Your goal ▸ Below is a set of records; restate each one word for word.

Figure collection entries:
= = =
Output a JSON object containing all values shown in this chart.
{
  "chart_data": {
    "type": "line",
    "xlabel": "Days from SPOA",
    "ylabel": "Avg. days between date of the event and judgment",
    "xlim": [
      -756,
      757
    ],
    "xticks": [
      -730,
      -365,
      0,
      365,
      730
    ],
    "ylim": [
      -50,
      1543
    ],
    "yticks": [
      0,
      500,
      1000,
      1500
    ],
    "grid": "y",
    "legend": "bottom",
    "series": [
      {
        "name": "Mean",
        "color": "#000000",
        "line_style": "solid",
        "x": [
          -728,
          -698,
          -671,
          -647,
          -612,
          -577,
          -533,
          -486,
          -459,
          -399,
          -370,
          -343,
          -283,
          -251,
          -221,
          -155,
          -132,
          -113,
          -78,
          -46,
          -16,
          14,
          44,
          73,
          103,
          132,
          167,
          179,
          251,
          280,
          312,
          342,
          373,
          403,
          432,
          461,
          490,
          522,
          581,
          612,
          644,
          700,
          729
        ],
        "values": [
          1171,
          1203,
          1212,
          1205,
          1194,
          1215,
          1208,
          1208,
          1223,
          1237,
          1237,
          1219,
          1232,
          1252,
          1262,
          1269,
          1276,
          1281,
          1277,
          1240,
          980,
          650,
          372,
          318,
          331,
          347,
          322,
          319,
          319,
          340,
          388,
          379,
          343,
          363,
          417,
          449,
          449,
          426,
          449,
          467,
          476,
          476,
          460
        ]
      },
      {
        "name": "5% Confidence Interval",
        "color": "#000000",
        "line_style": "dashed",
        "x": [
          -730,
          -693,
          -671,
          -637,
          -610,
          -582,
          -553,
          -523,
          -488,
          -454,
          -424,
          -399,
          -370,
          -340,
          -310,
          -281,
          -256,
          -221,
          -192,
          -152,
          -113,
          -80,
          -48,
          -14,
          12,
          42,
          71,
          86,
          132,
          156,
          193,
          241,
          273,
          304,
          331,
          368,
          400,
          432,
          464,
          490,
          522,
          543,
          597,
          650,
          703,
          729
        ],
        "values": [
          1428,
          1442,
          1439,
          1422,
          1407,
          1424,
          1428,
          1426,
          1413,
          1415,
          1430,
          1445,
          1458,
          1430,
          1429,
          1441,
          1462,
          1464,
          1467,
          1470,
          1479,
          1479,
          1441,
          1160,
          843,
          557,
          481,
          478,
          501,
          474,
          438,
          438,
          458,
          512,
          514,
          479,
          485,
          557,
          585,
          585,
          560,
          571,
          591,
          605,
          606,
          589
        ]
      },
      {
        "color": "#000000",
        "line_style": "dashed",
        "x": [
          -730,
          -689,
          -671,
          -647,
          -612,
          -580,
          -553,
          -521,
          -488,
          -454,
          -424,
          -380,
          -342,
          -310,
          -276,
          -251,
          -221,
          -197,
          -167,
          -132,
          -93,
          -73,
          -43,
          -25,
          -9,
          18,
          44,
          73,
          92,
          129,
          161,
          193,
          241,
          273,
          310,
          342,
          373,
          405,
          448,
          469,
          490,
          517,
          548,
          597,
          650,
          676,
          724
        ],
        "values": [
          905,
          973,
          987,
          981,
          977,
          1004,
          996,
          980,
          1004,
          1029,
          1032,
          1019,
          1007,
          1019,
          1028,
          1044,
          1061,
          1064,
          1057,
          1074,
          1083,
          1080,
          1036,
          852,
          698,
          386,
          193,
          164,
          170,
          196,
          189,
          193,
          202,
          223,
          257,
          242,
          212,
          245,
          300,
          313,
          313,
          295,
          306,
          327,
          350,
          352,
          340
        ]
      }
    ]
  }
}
= = =
Complete output ▸
Output a JSON object containing all values shown in this chart.
{
  "chart_data": {
    "type": "line",
    "xlabel": "Days from SPOA",
    "ylabel": "Avg. days between date of the event and judgment",
    "xlim": [
      -756,
      757
    ],
    "xticks": [
      -730,
      -365,
      0,
      365,
      730
    ],
    "ylim": [
      -50,
      1543
    ],
    "yticks": [
      0,
      500,
      1000,
      1500
    ],
    "grid": "y",
    "legend": "bottom",
    "series": [
      {
        "name": "Mean",
        "color": "#000000",
        "line_style": "solid",
        "x": [
          -728,
          -698,
          -671,
          -647,
          -612,
          -577,
          -533,
          -486,
          -459,
          -399,
          -370,
          -343,
          -283,
          -251,
          -221,
          -155,
          -132,
          -113,
          -78,
          -46,
          -16,
          14,
          44,
          73,
          103,
          132,
          167,
          179,
          251,
          280,
          312,
          342,
          373,
          403,
          432,
          461,
          490,
          522,
          581,
          612,
          644,
          700,
          729
        ],
        "values": [
          1171,
          1203,
          1212,
          1205,
          1194,
          1215,
          1208,
          1208,
          1223,
          1237,
          1237,
          1219,
          1232,
          1252,
          1262,
          1269,
          1276,
          1281,
          1277,
          1240,
          980,
          650,
          372,
          318,
          331,
          347,
          322,
          319,
          319,
          340,
          388,
          379,
          343,
          363,
          417,
          449,
          449,
          426,
          449,
          467,
          476,
          476,
          460
        ]
      },
      {
        "name": "5% Confidence Interval",
        "color": "#000000",
        "line_style": "dashed",
        "x": [
          -730,
          -693,
          -671,
          -637,
          -610,
          -582,
          -553,
          -523,
          -488,
          -454,
          -424,
          -399,
          -370,
          -340,
          -310,
          -281,
          -256,
          -221,
          -192,
          -152,
          -113,
          -80,
          -48,
          -14,
          12,
          42,
          71,
          86,
          132,
          156,
          193,
          241,
          273,
          304,
          331,
          368,
          400,
          432,
          464,
          490,
          522,
          543,
          597,
          650,
          703,
          729
        ],
        "values": [
          1428,
          1442,
          1439,
          1422,
          1407,
          1424,
          1428,
          1426,
          1413,
          1415,
          1430,
          1445,
          1458,
          1430,
          1429,
          1441,
          1462,
          1464,
          1467,
          1470,
          1479,
          1479,
          1441,
          1160,
          843,
          557,
          481,
          478,
          501,
          474,
          438,
          438,
          458,
          512,
          514,
          479,
          485,
          557,
          585,
          585,
          560,
          571,
          591,
          605,
          606,
          589
        ]
      },
      {
        "color": "#000000",
        "line_style": "dashed",
        "x": [
          -730,
          -689,
          -671,
          -647,
          -612,
          -580,
          -553,
          -521,
          -488,
          -454,
          -424,
          -380,
          -342,
          -310,
          -276,
          -251,
          -221,
          -197,
          -167,
          -132,
          -93,
          -73,
          -43,
          -25,
          -9,
          18,
          44,
          73,
          92,
          129,
          161,
          193,
          241,
          273,
          310,
          342,
          373,
          405,
          448,
          469,
          490,
          517,
          548,
          597,
          650,
          676,
          724
        ],
        "values": [
          905,
          973,
          987,
          981,
          977,
          1004,
          996,
          980,
          1004,
          1029,
          1032,
          1019,
          1007,
          1019,
          1028,
          1044,
          1061,
          1064,
          1057,
          1074,
          1083,
          1080,
          1036,
          852,
          698,
          386,
          193,
          164,
          170,
          196,
          189,
          193,
          202,
          223,
          257,
          242,
          212,
          245,
          300,
          313,
          313,
          295,
          306,
          327,
          350,
          352,
          340
        ]
      }
    ]
  }
}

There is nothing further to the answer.